What you will do:
Rewrite the listing below, changing every "x-tick-label" to "x-axis-label" and leaving everything else as it is. Omit the pictures from your answer.

________

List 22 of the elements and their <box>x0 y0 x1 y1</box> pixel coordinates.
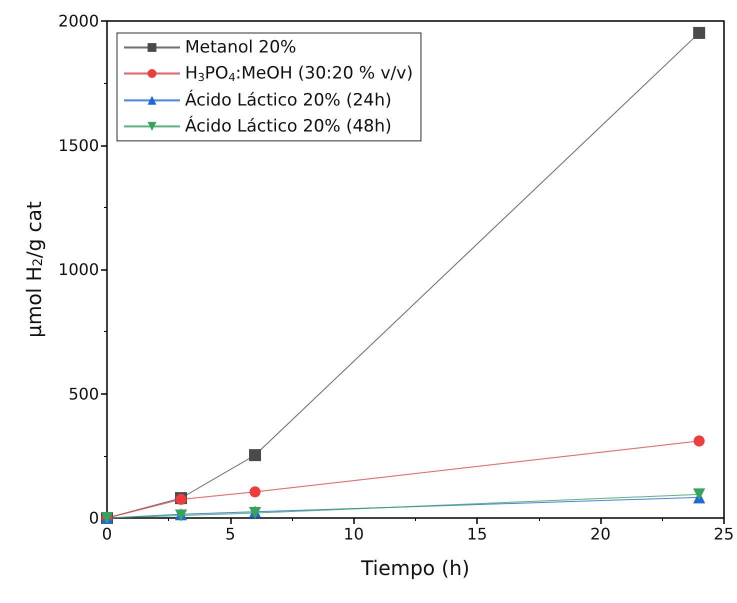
legend-label: Ácido Láctico 20% (48h) <box>185 115 392 136</box>
x-tick-label: 5 <box>225 524 236 544</box>
point <box>250 486 261 498</box>
x-tick-label: 15 <box>466 524 488 544</box>
point <box>694 435 705 446</box>
point <box>693 26 706 39</box>
x-axis-title: Tiempo (h) <box>360 556 470 580</box>
x-tick-label: 25 <box>714 524 734 544</box>
x-tick-label: 0 <box>102 524 112 544</box>
y-tick-label: 500 <box>68 384 99 404</box>
y-tick-label: 0 <box>88 508 99 528</box>
y-tick-label: 2000 <box>58 12 99 30</box>
y-tick-label: 1500 <box>58 136 99 155</box>
legend-label: Ácido Láctico 20% (24h) <box>185 89 392 110</box>
point <box>249 449 262 462</box>
legend-label: Metanol 20% <box>185 38 296 58</box>
x-tick-label: 20 <box>590 524 611 544</box>
y-axis-title: μmol H2/g cat <box>22 201 46 338</box>
legend-label: H3PO4:MeOH (30:20 % v/v) <box>185 64 413 84</box>
y-tick-label: 1000 <box>58 260 99 279</box>
point <box>693 488 706 500</box>
x-tick-label: 10 <box>344 524 364 544</box>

________

Output for this exercise:
List 22 of the elements and their <box>x0 y0 x1 y1</box> pixel coordinates.
legend-label: Ácido Láctico 20% (48h) <box>185 115 392 136</box>
x-axis-label: 5 <box>225 524 236 544</box>
point <box>250 486 261 498</box>
x-axis-label: 15 <box>466 524 488 544</box>
point <box>694 435 705 446</box>
point <box>693 26 706 39</box>
x-axis-title: Tiempo (h) <box>360 556 470 580</box>
x-axis-label: 25 <box>714 524 734 544</box>
x-axis-label: 0 <box>102 524 112 544</box>
y-tick-label: 500 <box>68 384 99 404</box>
y-tick-label: 0 <box>88 508 99 528</box>
y-tick-label: 2000 <box>58 12 99 30</box>
y-tick-label: 1500 <box>58 136 99 155</box>
legend-label: Ácido Láctico 20% (24h) <box>185 89 392 110</box>
point <box>249 449 262 462</box>
legend-label: Metanol 20% <box>185 38 296 58</box>
x-axis-label: 20 <box>590 524 611 544</box>
y-axis-title: μmol H2/g cat <box>22 201 46 338</box>
legend-label: H3PO4:MeOH (30:20 % v/v) <box>185 64 413 84</box>
y-tick-label: 1000 <box>58 260 99 279</box>
point <box>693 488 706 500</box>
x-axis-label: 10 <box>344 524 364 544</box>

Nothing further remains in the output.